## START EXTRACTED ENTRIES

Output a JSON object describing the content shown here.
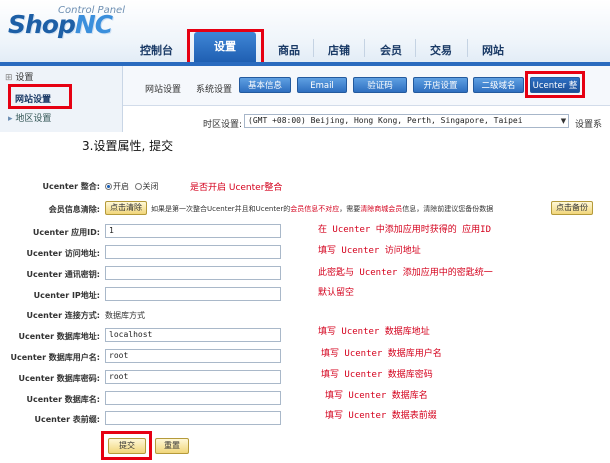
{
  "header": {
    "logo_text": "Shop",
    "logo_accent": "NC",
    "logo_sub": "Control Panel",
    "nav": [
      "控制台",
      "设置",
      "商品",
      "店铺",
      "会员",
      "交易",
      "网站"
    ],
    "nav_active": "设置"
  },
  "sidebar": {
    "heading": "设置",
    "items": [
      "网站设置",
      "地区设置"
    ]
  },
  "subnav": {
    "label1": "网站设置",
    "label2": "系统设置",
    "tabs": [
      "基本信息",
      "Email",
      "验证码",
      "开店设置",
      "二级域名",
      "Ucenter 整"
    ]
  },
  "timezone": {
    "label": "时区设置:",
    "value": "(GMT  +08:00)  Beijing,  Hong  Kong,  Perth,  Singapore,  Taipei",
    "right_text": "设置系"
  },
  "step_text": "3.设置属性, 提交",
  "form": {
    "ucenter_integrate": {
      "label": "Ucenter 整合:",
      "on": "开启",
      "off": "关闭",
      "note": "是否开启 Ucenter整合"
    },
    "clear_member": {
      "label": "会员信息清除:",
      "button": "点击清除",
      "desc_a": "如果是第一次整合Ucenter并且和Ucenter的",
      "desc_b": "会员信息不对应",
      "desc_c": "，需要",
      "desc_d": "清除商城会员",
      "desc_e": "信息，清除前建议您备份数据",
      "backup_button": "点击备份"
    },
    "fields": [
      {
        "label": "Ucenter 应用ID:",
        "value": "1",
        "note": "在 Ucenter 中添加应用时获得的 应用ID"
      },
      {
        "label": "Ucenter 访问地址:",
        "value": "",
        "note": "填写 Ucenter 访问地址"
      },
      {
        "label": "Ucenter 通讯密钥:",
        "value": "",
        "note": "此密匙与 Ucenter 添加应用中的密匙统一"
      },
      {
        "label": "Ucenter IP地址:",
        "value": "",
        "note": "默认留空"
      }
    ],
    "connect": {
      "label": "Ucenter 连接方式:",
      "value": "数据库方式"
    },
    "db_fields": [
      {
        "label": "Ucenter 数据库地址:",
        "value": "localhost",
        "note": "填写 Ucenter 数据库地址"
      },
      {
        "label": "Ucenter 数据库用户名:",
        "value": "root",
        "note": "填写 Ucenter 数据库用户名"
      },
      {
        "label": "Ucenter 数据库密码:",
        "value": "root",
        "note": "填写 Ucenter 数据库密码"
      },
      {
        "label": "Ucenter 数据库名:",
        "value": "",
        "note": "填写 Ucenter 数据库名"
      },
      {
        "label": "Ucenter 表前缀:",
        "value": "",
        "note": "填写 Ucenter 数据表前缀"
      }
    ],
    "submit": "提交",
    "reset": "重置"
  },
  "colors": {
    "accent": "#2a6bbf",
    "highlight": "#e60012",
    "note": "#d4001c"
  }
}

## END EXTRACTED ENTRIES

TO DO: Print the records above exactly as they stand, but leave out the pictures.

ANSWER TO THE TASK:
Output a JSON object describing the content shown here.
{
  "header": {
    "logo_text": "Shop",
    "logo_accent": "NC",
    "logo_sub": "Control Panel",
    "nav": [
      "控制台",
      "设置",
      "商品",
      "店铺",
      "会员",
      "交易",
      "网站"
    ],
    "nav_active": "设置"
  },
  "sidebar": {
    "heading": "设置",
    "items": [
      "网站设置",
      "地区设置"
    ]
  },
  "subnav": {
    "label1": "网站设置",
    "label2": "系统设置",
    "tabs": [
      "基本信息",
      "Email",
      "验证码",
      "开店设置",
      "二级域名",
      "Ucenter 整"
    ]
  },
  "timezone": {
    "label": "时区设置:",
    "value": "(GMT  +08:00)  Beijing,  Hong  Kong,  Perth,  Singapore,  Taipei",
    "right_text": "设置系"
  },
  "step_text": "3.设置属性, 提交",
  "form": {
    "ucenter_integrate": {
      "label": "Ucenter 整合:",
      "on": "开启",
      "off": "关闭",
      "note": "是否开启 Ucenter整合"
    },
    "clear_member": {
      "label": "会员信息清除:",
      "button": "点击清除",
      "desc_a": "如果是第一次整合Ucenter并且和Ucenter的",
      "desc_b": "会员信息不对应",
      "desc_c": "，需要",
      "desc_d": "清除商城会员",
      "desc_e": "信息，清除前建议您备份数据",
      "backup_button": "点击备份"
    },
    "fields": [
      {
        "label": "Ucenter 应用ID:",
        "value": "1",
        "note": "在 Ucenter 中添加应用时获得的 应用ID"
      },
      {
        "label": "Ucenter 访问地址:",
        "value": "",
        "note": "填写 Ucenter 访问地址"
      },
      {
        "label": "Ucenter 通讯密钥:",
        "value": "",
        "note": "此密匙与 Ucenter 添加应用中的密匙统一"
      },
      {
        "label": "Ucenter IP地址:",
        "value": "",
        "note": "默认留空"
      }
    ],
    "connect": {
      "label": "Ucenter 连接方式:",
      "value": "数据库方式"
    },
    "db_fields": [
      {
        "label": "Ucenter 数据库地址:",
        "value": "localhost",
        "note": "填写 Ucenter 数据库地址"
      },
      {
        "label": "Ucenter 数据库用户名:",
        "value": "root",
        "note": "填写 Ucenter 数据库用户名"
      },
      {
        "label": "Ucenter 数据库密码:",
        "value": "root",
        "note": "填写 Ucenter 数据库密码"
      },
      {
        "label": "Ucenter 数据库名:",
        "value": "",
        "note": "填写 Ucenter 数据库名"
      },
      {
        "label": "Ucenter 表前缀:",
        "value": "",
        "note": "填写 Ucenter 数据表前缀"
      }
    ],
    "submit": "提交",
    "reset": "重置"
  },
  "colors": {
    "accent": "#2a6bbf",
    "highlight": "#e60012",
    "note": "#d4001c"
  }
}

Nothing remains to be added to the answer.